### Written instruction
Leave out the pictures and repeat every record exactly.

☆ ☆ ☆ ☆

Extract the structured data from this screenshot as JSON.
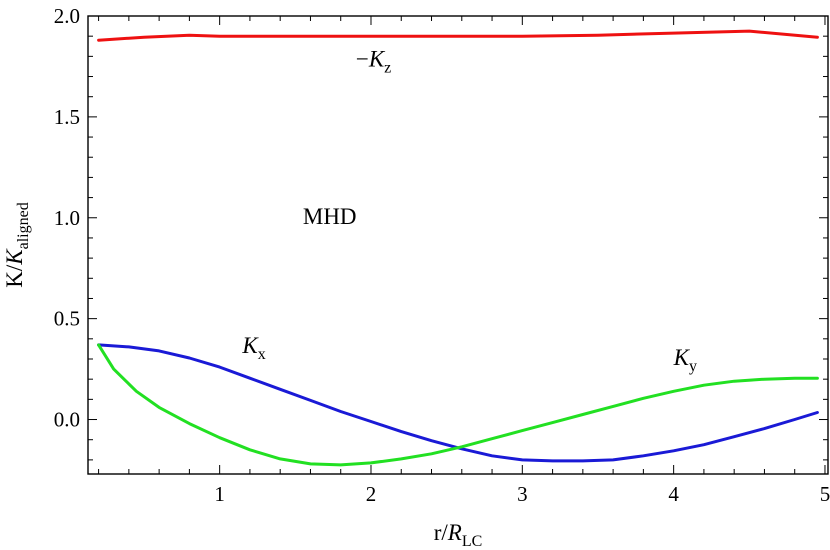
{
  "chart_data": {
    "type": "line",
    "xlabel": {
      "main": "r/",
      "sym": "R",
      "sub": "LC"
    },
    "ylabel": {
      "main": "K/",
      "sym": "K",
      "sub": "aligned"
    },
    "xlim": [
      0.13,
      5.02
    ],
    "ylim": [
      -0.27,
      2.0
    ],
    "xticks": [
      1,
      2,
      3,
      4,
      5
    ],
    "xtick_labels": [
      "1",
      "2",
      "3",
      "4",
      "5"
    ],
    "yticks": [
      0.0,
      0.5,
      1.0,
      1.5,
      2.0
    ],
    "ytick_labels": [
      "0.0",
      "0.5",
      "1.0",
      "1.5",
      "2.0"
    ],
    "grid": false,
    "series": [
      {
        "name": "-Kz",
        "color": "#ee1111",
        "x": [
          0.2,
          0.5,
          0.8,
          1.0,
          1.5,
          2.0,
          2.5,
          3.0,
          3.5,
          4.0,
          4.5,
          4.95
        ],
        "y": [
          1.88,
          1.895,
          1.905,
          1.9,
          1.9,
          1.9,
          1.9,
          1.9,
          1.905,
          1.915,
          1.925,
          1.895
        ]
      },
      {
        "name": "Kx",
        "color": "#1a1ad6",
        "x": [
          0.2,
          0.4,
          0.6,
          0.8,
          1.0,
          1.2,
          1.4,
          1.6,
          1.8,
          2.0,
          2.2,
          2.4,
          2.6,
          2.8,
          3.0,
          3.2,
          3.4,
          3.6,
          3.8,
          4.0,
          4.2,
          4.4,
          4.6,
          4.8,
          4.95
        ],
        "y": [
          0.37,
          0.36,
          0.34,
          0.305,
          0.26,
          0.205,
          0.15,
          0.095,
          0.04,
          -0.01,
          -0.06,
          -0.105,
          -0.145,
          -0.18,
          -0.2,
          -0.205,
          -0.205,
          -0.2,
          -0.18,
          -0.155,
          -0.125,
          -0.085,
          -0.045,
          0.0,
          0.035
        ]
      },
      {
        "name": "Ky",
        "color": "#22e022",
        "x": [
          0.2,
          0.3,
          0.45,
          0.6,
          0.8,
          1.0,
          1.2,
          1.4,
          1.6,
          1.8,
          2.0,
          2.2,
          2.4,
          2.6,
          2.8,
          3.0,
          3.2,
          3.4,
          3.6,
          3.8,
          4.0,
          4.2,
          4.4,
          4.6,
          4.8,
          4.95
        ],
        "y": [
          0.37,
          0.25,
          0.14,
          0.06,
          -0.02,
          -0.09,
          -0.15,
          -0.195,
          -0.22,
          -0.225,
          -0.215,
          -0.195,
          -0.17,
          -0.135,
          -0.095,
          -0.055,
          -0.015,
          0.025,
          0.065,
          0.105,
          0.14,
          0.17,
          0.19,
          0.2,
          0.205,
          0.205
        ]
      }
    ],
    "annotations": [
      {
        "text": "MHD",
        "x": 1.55,
        "y": 0.97
      },
      {
        "text": "−",
        "sym": "K",
        "sub": "z",
        "x": 1.9,
        "y": 1.75
      },
      {
        "text": "",
        "sym": "K",
        "sub": "x",
        "x": 1.15,
        "y": 0.33
      },
      {
        "text": "",
        "sym": "K",
        "sub": "y",
        "x": 4.0,
        "y": 0.27
      }
    ]
  }
}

☆ ☆ ☆ ☆

### The reply
Extract the structured data from this screenshot as JSON.
{
  "chart_data": {
    "type": "line",
    "xlabel": {
      "main": "r/",
      "sym": "R",
      "sub": "LC"
    },
    "ylabel": {
      "main": "K/",
      "sym": "K",
      "sub": "aligned"
    },
    "xlim": [
      0.13,
      5.02
    ],
    "ylim": [
      -0.27,
      2.0
    ],
    "xticks": [
      1,
      2,
      3,
      4,
      5
    ],
    "xtick_labels": [
      "1",
      "2",
      "3",
      "4",
      "5"
    ],
    "yticks": [
      0.0,
      0.5,
      1.0,
      1.5,
      2.0
    ],
    "ytick_labels": [
      "0.0",
      "0.5",
      "1.0",
      "1.5",
      "2.0"
    ],
    "grid": false,
    "series": [
      {
        "name": "-Kz",
        "color": "#ee1111",
        "x": [
          0.2,
          0.5,
          0.8,
          1.0,
          1.5,
          2.0,
          2.5,
          3.0,
          3.5,
          4.0,
          4.5,
          4.95
        ],
        "y": [
          1.88,
          1.895,
          1.905,
          1.9,
          1.9,
          1.9,
          1.9,
          1.9,
          1.905,
          1.915,
          1.925,
          1.895
        ]
      },
      {
        "name": "Kx",
        "color": "#1a1ad6",
        "x": [
          0.2,
          0.4,
          0.6,
          0.8,
          1.0,
          1.2,
          1.4,
          1.6,
          1.8,
          2.0,
          2.2,
          2.4,
          2.6,
          2.8,
          3.0,
          3.2,
          3.4,
          3.6,
          3.8,
          4.0,
          4.2,
          4.4,
          4.6,
          4.8,
          4.95
        ],
        "y": [
          0.37,
          0.36,
          0.34,
          0.305,
          0.26,
          0.205,
          0.15,
          0.095,
          0.04,
          -0.01,
          -0.06,
          -0.105,
          -0.145,
          -0.18,
          -0.2,
          -0.205,
          -0.205,
          -0.2,
          -0.18,
          -0.155,
          -0.125,
          -0.085,
          -0.045,
          0.0,
          0.035
        ]
      },
      {
        "name": "Ky",
        "color": "#22e022",
        "x": [
          0.2,
          0.3,
          0.45,
          0.6,
          0.8,
          1.0,
          1.2,
          1.4,
          1.6,
          1.8,
          2.0,
          2.2,
          2.4,
          2.6,
          2.8,
          3.0,
          3.2,
          3.4,
          3.6,
          3.8,
          4.0,
          4.2,
          4.4,
          4.6,
          4.8,
          4.95
        ],
        "y": [
          0.37,
          0.25,
          0.14,
          0.06,
          -0.02,
          -0.09,
          -0.15,
          -0.195,
          -0.22,
          -0.225,
          -0.215,
          -0.195,
          -0.17,
          -0.135,
          -0.095,
          -0.055,
          -0.015,
          0.025,
          0.065,
          0.105,
          0.14,
          0.17,
          0.19,
          0.2,
          0.205,
          0.205
        ]
      }
    ],
    "annotations": [
      {
        "text": "MHD",
        "x": 1.55,
        "y": 0.97
      },
      {
        "text": "−",
        "sym": "K",
        "sub": "z",
        "x": 1.9,
        "y": 1.75
      },
      {
        "text": "",
        "sym": "K",
        "sub": "x",
        "x": 1.15,
        "y": 0.33
      },
      {
        "text": "",
        "sym": "K",
        "sub": "y",
        "x": 4.0,
        "y": 0.27
      }
    ]
  }
}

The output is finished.